- _ВАШЕ ЗАДАНИЕ_: Перепишите все приведённые ниже данные строка за строкой, ничего не меняя.

- _ВХОДНЫЕ СТРОКИ_:

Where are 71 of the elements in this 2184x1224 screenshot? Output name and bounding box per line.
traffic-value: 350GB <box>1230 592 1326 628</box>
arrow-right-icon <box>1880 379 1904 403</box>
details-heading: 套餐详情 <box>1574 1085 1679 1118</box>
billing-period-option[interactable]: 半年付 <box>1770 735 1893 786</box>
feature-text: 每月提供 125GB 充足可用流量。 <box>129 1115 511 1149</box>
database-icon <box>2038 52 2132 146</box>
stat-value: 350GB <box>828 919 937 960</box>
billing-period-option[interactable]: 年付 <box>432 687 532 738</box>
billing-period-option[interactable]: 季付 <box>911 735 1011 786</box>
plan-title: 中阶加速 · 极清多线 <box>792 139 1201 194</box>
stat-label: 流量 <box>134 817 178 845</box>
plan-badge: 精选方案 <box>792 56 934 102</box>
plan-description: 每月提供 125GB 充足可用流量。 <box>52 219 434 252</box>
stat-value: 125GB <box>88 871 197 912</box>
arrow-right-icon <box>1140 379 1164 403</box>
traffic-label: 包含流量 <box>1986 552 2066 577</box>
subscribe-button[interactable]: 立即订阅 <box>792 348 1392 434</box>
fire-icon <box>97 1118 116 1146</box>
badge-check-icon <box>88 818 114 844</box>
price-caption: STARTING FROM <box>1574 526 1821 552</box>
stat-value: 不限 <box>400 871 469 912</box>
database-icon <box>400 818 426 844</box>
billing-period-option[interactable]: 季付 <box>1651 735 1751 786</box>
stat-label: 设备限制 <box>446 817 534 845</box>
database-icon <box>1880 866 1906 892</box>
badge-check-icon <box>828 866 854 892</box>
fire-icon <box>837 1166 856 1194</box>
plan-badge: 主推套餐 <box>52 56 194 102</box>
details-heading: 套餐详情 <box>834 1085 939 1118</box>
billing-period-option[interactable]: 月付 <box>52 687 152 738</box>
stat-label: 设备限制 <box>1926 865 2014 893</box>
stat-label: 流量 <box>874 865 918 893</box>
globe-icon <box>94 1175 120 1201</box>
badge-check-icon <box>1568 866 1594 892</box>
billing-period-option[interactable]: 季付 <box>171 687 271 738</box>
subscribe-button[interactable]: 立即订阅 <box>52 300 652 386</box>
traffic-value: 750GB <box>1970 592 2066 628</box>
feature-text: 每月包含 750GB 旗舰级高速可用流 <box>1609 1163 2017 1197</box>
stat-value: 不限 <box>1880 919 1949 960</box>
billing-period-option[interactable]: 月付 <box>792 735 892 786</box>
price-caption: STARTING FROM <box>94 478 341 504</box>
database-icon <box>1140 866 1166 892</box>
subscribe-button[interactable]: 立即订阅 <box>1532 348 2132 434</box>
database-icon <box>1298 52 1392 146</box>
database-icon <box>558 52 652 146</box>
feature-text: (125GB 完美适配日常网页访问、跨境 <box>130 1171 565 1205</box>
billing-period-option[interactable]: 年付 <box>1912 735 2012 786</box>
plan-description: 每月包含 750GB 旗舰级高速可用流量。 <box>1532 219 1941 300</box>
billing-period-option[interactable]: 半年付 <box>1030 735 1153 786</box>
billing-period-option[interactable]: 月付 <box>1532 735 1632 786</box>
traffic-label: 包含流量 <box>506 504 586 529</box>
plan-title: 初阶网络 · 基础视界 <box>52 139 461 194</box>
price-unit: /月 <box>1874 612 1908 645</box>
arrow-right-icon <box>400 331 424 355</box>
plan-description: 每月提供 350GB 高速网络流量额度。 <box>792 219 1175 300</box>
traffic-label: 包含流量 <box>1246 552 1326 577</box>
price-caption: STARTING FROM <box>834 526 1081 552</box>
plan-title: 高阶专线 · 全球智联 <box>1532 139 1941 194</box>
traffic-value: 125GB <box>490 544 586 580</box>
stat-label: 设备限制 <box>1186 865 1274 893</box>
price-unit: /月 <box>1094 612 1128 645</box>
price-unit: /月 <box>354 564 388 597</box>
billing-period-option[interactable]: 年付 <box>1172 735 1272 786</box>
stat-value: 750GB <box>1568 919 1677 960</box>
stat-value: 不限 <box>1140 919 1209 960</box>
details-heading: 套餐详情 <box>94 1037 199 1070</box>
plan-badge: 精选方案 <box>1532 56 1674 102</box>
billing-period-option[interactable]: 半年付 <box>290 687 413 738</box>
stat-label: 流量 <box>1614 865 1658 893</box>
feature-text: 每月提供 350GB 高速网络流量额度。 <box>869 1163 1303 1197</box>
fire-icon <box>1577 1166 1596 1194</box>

- _ОТВЕТ К УПРАЖНЕНИЮ_:
Where are 71 of the elements in this 2184x1224 screenshot? Output name and bounding box per line.
traffic-value: 350GB <box>1230 592 1326 628</box>
arrow-right-icon <box>1880 379 1904 403</box>
details-heading: 套餐详情 <box>1574 1085 1679 1118</box>
billing-period-option[interactable]: 半年付 <box>1770 735 1893 786</box>
feature-text: 每月提供 125GB 充足可用流量。 <box>129 1115 511 1149</box>
database-icon <box>2038 52 2132 146</box>
stat-value: 350GB <box>828 919 937 960</box>
billing-period-option[interactable]: 年付 <box>432 687 532 738</box>
billing-period-option[interactable]: 季付 <box>911 735 1011 786</box>
plan-title: 中阶加速 · 极清多线 <box>792 139 1201 194</box>
stat-label: 流量 <box>134 817 178 845</box>
plan-badge: 精选方案 <box>792 56 934 102</box>
plan-description: 每月提供 125GB 充足可用流量。 <box>52 219 434 252</box>
stat-value: 125GB <box>88 871 197 912</box>
arrow-right-icon <box>1140 379 1164 403</box>
traffic-label: 包含流量 <box>1986 552 2066 577</box>
subscribe-button[interactable]: 立即订阅 <box>792 348 1392 434</box>
fire-icon <box>97 1118 116 1146</box>
badge-check-icon <box>88 818 114 844</box>
price-caption: STARTING FROM <box>1574 526 1821 552</box>
stat-value: 不限 <box>400 871 469 912</box>
database-icon <box>400 818 426 844</box>
billing-period-option[interactable]: 季付 <box>1651 735 1751 786</box>
stat-label: 设备限制 <box>446 817 534 845</box>
database-icon <box>1880 866 1906 892</box>
badge-check-icon <box>828 866 854 892</box>
fire-icon <box>837 1166 856 1194</box>
plan-badge: 主推套餐 <box>52 56 194 102</box>
details-heading: 套餐详情 <box>834 1085 939 1118</box>
billing-period-option[interactable]: 月付 <box>52 687 152 738</box>
stat-label: 设备限制 <box>1926 865 2014 893</box>
stat-label: 流量 <box>874 865 918 893</box>
globe-icon <box>94 1175 120 1201</box>
badge-check-icon <box>1568 866 1594 892</box>
billing-period-option[interactable]: 季付 <box>171 687 271 738</box>
subscribe-button[interactable]: 立即订阅 <box>52 300 652 386</box>
traffic-value: 750GB <box>1970 592 2066 628</box>
feature-text: 每月包含 750GB 旗舰级高速可用流 <box>1609 1163 2017 1197</box>
stat-value: 不限 <box>1880 919 1949 960</box>
billing-period-option[interactable]: 月付 <box>792 735 892 786</box>
price-caption: STARTING FROM <box>94 478 341 504</box>
database-icon <box>1140 866 1166 892</box>
subscribe-button[interactable]: 立即订阅 <box>1532 348 2132 434</box>
database-icon <box>1298 52 1392 146</box>
database-icon <box>558 52 652 146</box>
feature-text: (125GB 完美适配日常网页访问、跨境 <box>130 1171 565 1205</box>
billing-period-option[interactable]: 年付 <box>1912 735 2012 786</box>
plan-description: 每月包含 750GB 旗舰级高速可用流量。 <box>1532 219 1941 300</box>
billing-period-option[interactable]: 半年付 <box>1030 735 1153 786</box>
billing-period-option[interactable]: 月付 <box>1532 735 1632 786</box>
traffic-label: 包含流量 <box>506 504 586 529</box>
plan-title: 初阶网络 · 基础视界 <box>52 139 461 194</box>
price-unit: /月 <box>1874 612 1908 645</box>
arrow-right-icon <box>400 331 424 355</box>
plan-description: 每月提供 350GB 高速网络流量额度。 <box>792 219 1175 300</box>
traffic-label: 包含流量 <box>1246 552 1326 577</box>
price-caption: STARTING FROM <box>834 526 1081 552</box>
plan-title: 高阶专线 · 全球智联 <box>1532 139 1941 194</box>
traffic-value: 125GB <box>490 544 586 580</box>
stat-label: 设备限制 <box>1186 865 1274 893</box>
price-unit: /月 <box>1094 612 1128 645</box>
price-unit: /月 <box>354 564 388 597</box>
billing-period-option[interactable]: 年付 <box>1172 735 1272 786</box>
stat-value: 750GB <box>1568 919 1677 960</box>
stat-value: 不限 <box>1140 919 1209 960</box>
details-heading: 套餐详情 <box>94 1037 199 1070</box>
plan-badge: 精选方案 <box>1532 56 1674 102</box>
billing-period-option[interactable]: 半年付 <box>290 687 413 738</box>
stat-label: 流量 <box>1614 865 1658 893</box>
feature-text: 每月提供 350GB 高速网络流量额度。 <box>869 1163 1303 1197</box>
fire-icon <box>1577 1166 1596 1194</box>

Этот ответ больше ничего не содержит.